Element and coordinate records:
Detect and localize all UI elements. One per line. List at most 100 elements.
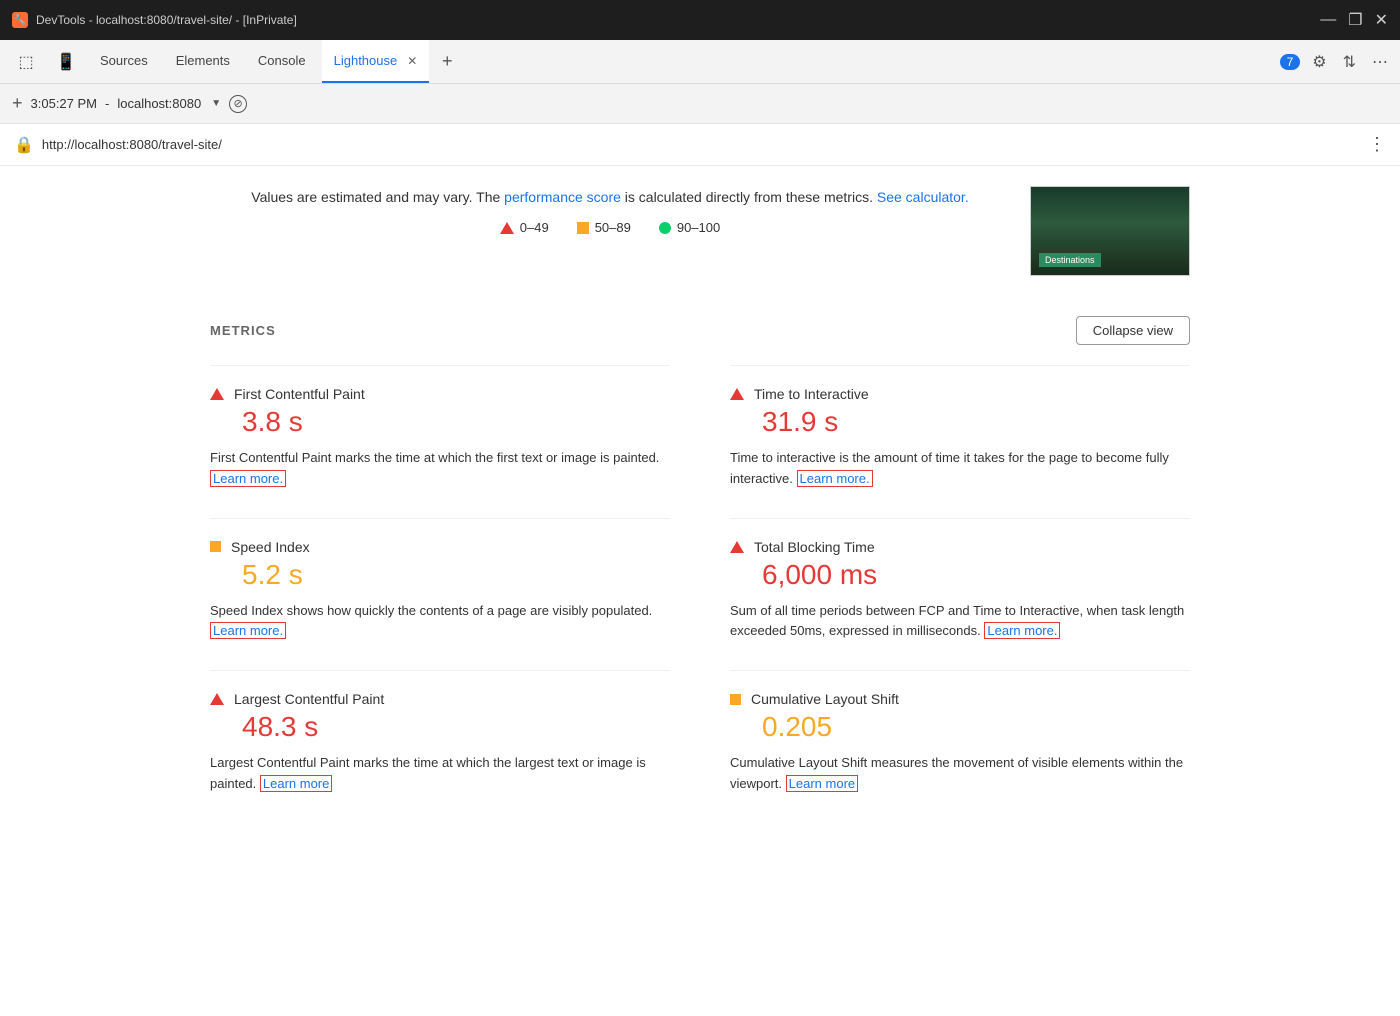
metric-tti-desc-text: Time to interactive is the amount of tim… bbox=[730, 450, 1169, 486]
metric-lcp-header: Largest Contentful Paint bbox=[210, 691, 670, 707]
timestamp: 3:05:27 PM bbox=[31, 96, 98, 111]
url-display[interactable]: http://localhost:8080/travel-site/ bbox=[42, 137, 1360, 152]
metric-tti-name: Time to Interactive bbox=[754, 386, 869, 402]
orange-icon bbox=[577, 222, 589, 234]
metric-si-learn-more[interactable]: Learn more. bbox=[210, 622, 286, 639]
metric-tti: Time to Interactive 31.9 s Time to inter… bbox=[730, 365, 1190, 518]
metrics-title: METRICS bbox=[210, 323, 276, 338]
minimize-button[interactable]: — bbox=[1320, 10, 1336, 30]
host-label[interactable]: localhost:8080 bbox=[117, 96, 201, 111]
metric-si-name: Speed Index bbox=[231, 539, 310, 555]
add-target-button[interactable]: + bbox=[12, 93, 23, 114]
metric-tti-learn-more[interactable]: Learn more. bbox=[797, 470, 873, 487]
thumbnail-label: Destinations bbox=[1039, 253, 1101, 267]
legend-orange: 50–89 bbox=[577, 220, 631, 235]
metric-fcp-icon bbox=[210, 388, 224, 400]
metric-tti-desc: Time to interactive is the amount of tim… bbox=[730, 448, 1190, 490]
tab-lighthouse-label: Lighthouse bbox=[334, 53, 398, 68]
titlebar-controls: — ❐ ✕ bbox=[1320, 10, 1388, 30]
metric-fcp-value: 3.8 s bbox=[242, 406, 670, 438]
metric-si: Speed Index 5.2 s Speed Index shows how … bbox=[210, 518, 670, 671]
metric-tbt: Total Blocking Time 6,000 ms Sum of all … bbox=[730, 518, 1190, 671]
performance-score-link[interactable]: performance score bbox=[504, 189, 621, 205]
metric-lcp-desc: Largest Contentful Paint marks the time … bbox=[210, 753, 670, 795]
metric-fcp-desc-text: First Contentful Paint marks the time at… bbox=[210, 450, 659, 465]
main-content: Values are estimated and may vary. The p… bbox=[0, 166, 1400, 1016]
tab-console[interactable]: Console bbox=[246, 40, 318, 83]
inspect-element-button[interactable]: ⬚ bbox=[10, 46, 42, 78]
more-options-icon[interactable]: ⋮ bbox=[1368, 134, 1386, 155]
metric-tbt-learn-more[interactable]: Learn more. bbox=[984, 622, 1060, 639]
metric-lcp: Largest Contentful Paint 48.3 s Largest … bbox=[210, 670, 670, 823]
metric-fcp-learn-more[interactable]: Learn more. bbox=[210, 470, 286, 487]
metric-cls-header: Cumulative Layout Shift bbox=[730, 691, 1190, 707]
titlebar: 🔧 DevTools - localhost:8080/travel-site/… bbox=[0, 0, 1400, 40]
metric-cls: Cumulative Layout Shift 0.205 Cumulative… bbox=[730, 670, 1190, 823]
metric-cls-icon bbox=[730, 694, 741, 705]
tab-right-controls: 7 ⚙ ⇅ ⋯ bbox=[1280, 40, 1392, 83]
settings-button[interactable]: ⚙ bbox=[1308, 48, 1330, 76]
metric-tti-header: Time to Interactive bbox=[730, 386, 1190, 402]
red-icon bbox=[500, 222, 514, 234]
metric-cls-desc: Cumulative Layout Shift measures the mov… bbox=[730, 753, 1190, 795]
legend-red: 0–49 bbox=[500, 220, 549, 235]
share-button[interactable]: ⇅ bbox=[1339, 48, 1360, 76]
intro-text-middle: is calculated directly from these metric… bbox=[621, 189, 877, 205]
tab-elements[interactable]: Elements bbox=[164, 40, 242, 83]
metric-tbt-value: 6,000 ms bbox=[762, 559, 1190, 591]
close-button[interactable]: ✕ bbox=[1375, 10, 1388, 30]
notification-badge: 7 bbox=[1280, 54, 1301, 70]
metrics-header: METRICS Collapse view bbox=[210, 306, 1190, 345]
metric-fcp-header: First Contentful Paint bbox=[210, 386, 670, 402]
metric-cls-value: 0.205 bbox=[762, 711, 1190, 743]
metric-cls-name: Cumulative Layout Shift bbox=[751, 691, 899, 707]
metric-cls-learn-more[interactable]: Learn more bbox=[786, 775, 858, 792]
legend-green-range: 90–100 bbox=[677, 220, 720, 235]
host-dropdown-icon[interactable]: ▼ bbox=[211, 98, 221, 109]
titlebar-title: DevTools - localhost:8080/travel-site/ -… bbox=[36, 13, 1312, 27]
intro-text: Values are estimated and may vary. The p… bbox=[210, 186, 1010, 235]
addressbar: + 3:05:27 PM - localhost:8080 ▼ ⊘ bbox=[0, 84, 1400, 124]
restore-button[interactable]: ❐ bbox=[1348, 10, 1362, 30]
green-icon bbox=[659, 222, 671, 234]
metric-tbt-desc-text: Sum of all time periods between FCP and … bbox=[730, 603, 1184, 639]
tab-lighthouse[interactable]: Lighthouse ✕ bbox=[322, 40, 430, 83]
devtools-icon: 🔧 bbox=[12, 12, 28, 28]
collapse-view-button[interactable]: Collapse view bbox=[1076, 316, 1190, 345]
metric-si-value: 5.2 s bbox=[242, 559, 670, 591]
tab-console-label: Console bbox=[258, 53, 306, 68]
metric-lcp-learn-more[interactable]: Learn more bbox=[260, 775, 332, 792]
tabbar: ⬚ 📱 Sources Elements Console Lighthouse … bbox=[0, 40, 1400, 84]
tab-add-button[interactable]: + bbox=[433, 40, 461, 83]
metric-lcp-icon bbox=[210, 693, 224, 705]
score-legend: 0–49 50–89 90–100 bbox=[210, 220, 1010, 235]
metric-fcp-desc: First Contentful Paint marks the time at… bbox=[210, 448, 670, 490]
metric-lcp-value: 48.3 s bbox=[242, 711, 670, 743]
metric-tbt-header: Total Blocking Time bbox=[730, 539, 1190, 555]
tab-sources[interactable]: Sources bbox=[88, 40, 160, 83]
metric-fcp-name: First Contentful Paint bbox=[234, 386, 365, 402]
metric-tbt-name: Total Blocking Time bbox=[754, 539, 875, 555]
top-section: Values are estimated and may vary. The p… bbox=[210, 166, 1190, 286]
metric-tbt-desc: Sum of all time periods between FCP and … bbox=[730, 601, 1190, 643]
tab-sources-label: Sources bbox=[100, 53, 148, 68]
legend-red-range: 0–49 bbox=[520, 220, 549, 235]
separator: - bbox=[105, 96, 109, 111]
metric-tti-icon bbox=[730, 388, 744, 400]
urlbar: 🔒 http://localhost:8080/travel-site/ ⋮ bbox=[0, 124, 1400, 166]
tab-close-icon[interactable]: ✕ bbox=[407, 54, 417, 68]
metric-si-desc-text: Speed Index shows how quickly the conten… bbox=[210, 603, 652, 618]
more-button[interactable]: ⋯ bbox=[1368, 48, 1392, 76]
metric-lcp-name: Largest Contentful Paint bbox=[234, 691, 384, 707]
metric-tti-value: 31.9 s bbox=[762, 406, 1190, 438]
legend-green: 90–100 bbox=[659, 220, 720, 235]
see-calculator-link[interactable]: See calculator. bbox=[877, 189, 969, 205]
tab-elements-label: Elements bbox=[176, 53, 230, 68]
metric-fcp: First Contentful Paint 3.8 s First Conte… bbox=[210, 365, 670, 518]
metric-si-header: Speed Index bbox=[210, 539, 670, 555]
device-toolbar-button[interactable]: 📱 bbox=[50, 46, 82, 78]
metric-tbt-icon bbox=[730, 541, 744, 553]
metrics-grid: First Contentful Paint 3.8 s First Conte… bbox=[210, 365, 1190, 823]
site-thumbnail: Destinations bbox=[1030, 186, 1190, 276]
stop-icon[interactable]: ⊘ bbox=[229, 95, 247, 113]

### Short exercise
Copy every line of the records above without any changes, leaving out the pictures.

### Completed exercise
Detect and localize all UI elements. One per line. List at most 100 elements.
metric-tti-desc-text: Time to interactive is the amount of tim… bbox=[730, 450, 1169, 486]
metric-lcp-header: Largest Contentful Paint bbox=[210, 691, 670, 707]
timestamp: 3:05:27 PM bbox=[31, 96, 98, 111]
url-display[interactable]: http://localhost:8080/travel-site/ bbox=[42, 137, 1360, 152]
metric-tti-name: Time to Interactive bbox=[754, 386, 869, 402]
orange-icon bbox=[577, 222, 589, 234]
metric-si-learn-more[interactable]: Learn more. bbox=[210, 622, 286, 639]
metric-tti: Time to Interactive 31.9 s Time to inter… bbox=[730, 365, 1190, 518]
metrics-title: METRICS bbox=[210, 323, 276, 338]
minimize-button[interactable]: — bbox=[1320, 10, 1336, 30]
host-label[interactable]: localhost:8080 bbox=[117, 96, 201, 111]
metric-si-name: Speed Index bbox=[231, 539, 310, 555]
add-target-button[interactable]: + bbox=[12, 93, 23, 114]
metric-tti-learn-more[interactable]: Learn more. bbox=[797, 470, 873, 487]
thumbnail-label: Destinations bbox=[1039, 253, 1101, 267]
legend-orange: 50–89 bbox=[577, 220, 631, 235]
metric-fcp-icon bbox=[210, 388, 224, 400]
metric-tti-desc: Time to interactive is the amount of tim… bbox=[730, 448, 1190, 490]
tab-lighthouse-label: Lighthouse bbox=[334, 53, 398, 68]
titlebar-controls: — ❐ ✕ bbox=[1320, 10, 1388, 30]
metric-fcp-value: 3.8 s bbox=[242, 406, 670, 438]
metric-si: Speed Index 5.2 s Speed Index shows how … bbox=[210, 518, 670, 671]
metric-tbt: Total Blocking Time 6,000 ms Sum of all … bbox=[730, 518, 1190, 671]
performance-score-link[interactable]: performance score bbox=[504, 189, 621, 205]
metric-lcp-desc: Largest Contentful Paint marks the time … bbox=[210, 753, 670, 795]
metric-fcp-desc-text: First Contentful Paint marks the time at… bbox=[210, 450, 659, 465]
main-content: Values are estimated and may vary. The p… bbox=[0, 166, 1400, 1016]
tab-console[interactable]: Console bbox=[246, 40, 318, 83]
inspect-element-button[interactable]: ⬚ bbox=[10, 46, 42, 78]
more-options-icon[interactable]: ⋮ bbox=[1368, 134, 1386, 155]
metric-tbt-learn-more[interactable]: Learn more. bbox=[984, 622, 1060, 639]
metric-lcp: Largest Contentful Paint 48.3 s Largest … bbox=[210, 670, 670, 823]
metric-fcp-learn-more[interactable]: Learn more. bbox=[210, 470, 286, 487]
metric-cls-header: Cumulative Layout Shift bbox=[730, 691, 1190, 707]
titlebar: 🔧 DevTools - localhost:8080/travel-site/… bbox=[0, 0, 1400, 40]
metric-cls: Cumulative Layout Shift 0.205 Cumulative… bbox=[730, 670, 1190, 823]
metric-cls-icon bbox=[730, 694, 741, 705]
tab-right-controls: 7 ⚙ ⇅ ⋯ bbox=[1280, 40, 1392, 83]
settings-button[interactable]: ⚙ bbox=[1308, 48, 1330, 76]
metric-tti-header: Time to Interactive bbox=[730, 386, 1190, 402]
red-icon bbox=[500, 222, 514, 234]
metric-cls-desc: Cumulative Layout Shift measures the mov… bbox=[730, 753, 1190, 795]
legend-red: 0–49 bbox=[500, 220, 549, 235]
share-button[interactable]: ⇅ bbox=[1339, 48, 1360, 76]
intro-text-middle: is calculated directly from these metric… bbox=[621, 189, 877, 205]
tab-elements[interactable]: Elements bbox=[164, 40, 242, 83]
metric-tbt-value: 6,000 ms bbox=[762, 559, 1190, 591]
close-button[interactable]: ✕ bbox=[1375, 10, 1388, 30]
notification-badge: 7 bbox=[1280, 54, 1301, 70]
metrics-header: METRICS Collapse view bbox=[210, 306, 1190, 345]
metric-fcp-header: First Contentful Paint bbox=[210, 386, 670, 402]
metric-cls-value: 0.205 bbox=[762, 711, 1190, 743]
metric-cls-name: Cumulative Layout Shift bbox=[751, 691, 899, 707]
metric-cls-learn-more[interactable]: Learn more bbox=[786, 775, 858, 792]
legend-green-range: 90–100 bbox=[677, 220, 720, 235]
host-dropdown-icon[interactable]: ▼ bbox=[211, 98, 221, 109]
titlebar-title: DevTools - localhost:8080/travel-site/ -… bbox=[36, 13, 1312, 27]
intro-text: Values are estimated and may vary. The p… bbox=[210, 186, 1010, 235]
addressbar: + 3:05:27 PM - localhost:8080 ▼ ⊘ bbox=[0, 84, 1400, 124]
restore-button[interactable]: ❐ bbox=[1348, 10, 1362, 30]
green-icon bbox=[659, 222, 671, 234]
metric-tbt-desc-text: Sum of all time periods between FCP and … bbox=[730, 603, 1184, 639]
tab-lighthouse[interactable]: Lighthouse ✕ bbox=[322, 40, 430, 83]
devtools-icon: 🔧 bbox=[12, 12, 28, 28]
collapse-view-button[interactable]: Collapse view bbox=[1076, 316, 1190, 345]
metric-si-value: 5.2 s bbox=[242, 559, 670, 591]
tab-console-label: Console bbox=[258, 53, 306, 68]
metric-lcp-learn-more[interactable]: Learn more bbox=[260, 775, 332, 792]
tabbar: ⬚ 📱 Sources Elements Console Lighthouse … bbox=[0, 40, 1400, 84]
tab-add-button[interactable]: + bbox=[433, 40, 461, 83]
metric-lcp-icon bbox=[210, 693, 224, 705]
score-legend: 0–49 50–89 90–100 bbox=[210, 220, 1010, 235]
metric-fcp-desc: First Contentful Paint marks the time at… bbox=[210, 448, 670, 490]
metric-lcp-value: 48.3 s bbox=[242, 711, 670, 743]
metric-tbt-header: Total Blocking Time bbox=[730, 539, 1190, 555]
tab-sources[interactable]: Sources bbox=[88, 40, 160, 83]
metric-fcp-name: First Contentful Paint bbox=[234, 386, 365, 402]
metric-tbt-name: Total Blocking Time bbox=[754, 539, 875, 555]
top-section: Values are estimated and may vary. The p… bbox=[210, 166, 1190, 286]
metric-tbt-desc: Sum of all time periods between FCP and … bbox=[730, 601, 1190, 643]
tab-sources-label: Sources bbox=[100, 53, 148, 68]
legend-red-range: 0–49 bbox=[520, 220, 549, 235]
separator: - bbox=[105, 96, 109, 111]
metric-tti-icon bbox=[730, 388, 744, 400]
urlbar: 🔒 http://localhost:8080/travel-site/ ⋮ bbox=[0, 124, 1400, 166]
tab-close-icon[interactable]: ✕ bbox=[407, 54, 417, 68]
metric-si-desc-text: Speed Index shows how quickly the conten… bbox=[210, 603, 652, 618]
more-button[interactable]: ⋯ bbox=[1368, 48, 1392, 76]
metric-lcp-name: Largest Contentful Paint bbox=[234, 691, 384, 707]
metric-tti-value: 31.9 s bbox=[762, 406, 1190, 438]
legend-green: 90–100 bbox=[659, 220, 720, 235]
see-calculator-link[interactable]: See calculator. bbox=[877, 189, 969, 205]
tab-elements-label: Elements bbox=[176, 53, 230, 68]
metric-fcp: First Contentful Paint 3.8 s First Conte… bbox=[210, 365, 670, 518]
metric-si-header: Speed Index bbox=[210, 539, 670, 555]
device-toolbar-button[interactable]: 📱 bbox=[50, 46, 82, 78]
metric-tbt-icon bbox=[730, 541, 744, 553]
metrics-grid: First Contentful Paint 3.8 s First Conte… bbox=[210, 365, 1190, 823]
site-thumbnail: Destinations bbox=[1030, 186, 1190, 276]
stop-icon[interactable]: ⊘ bbox=[229, 95, 247, 113]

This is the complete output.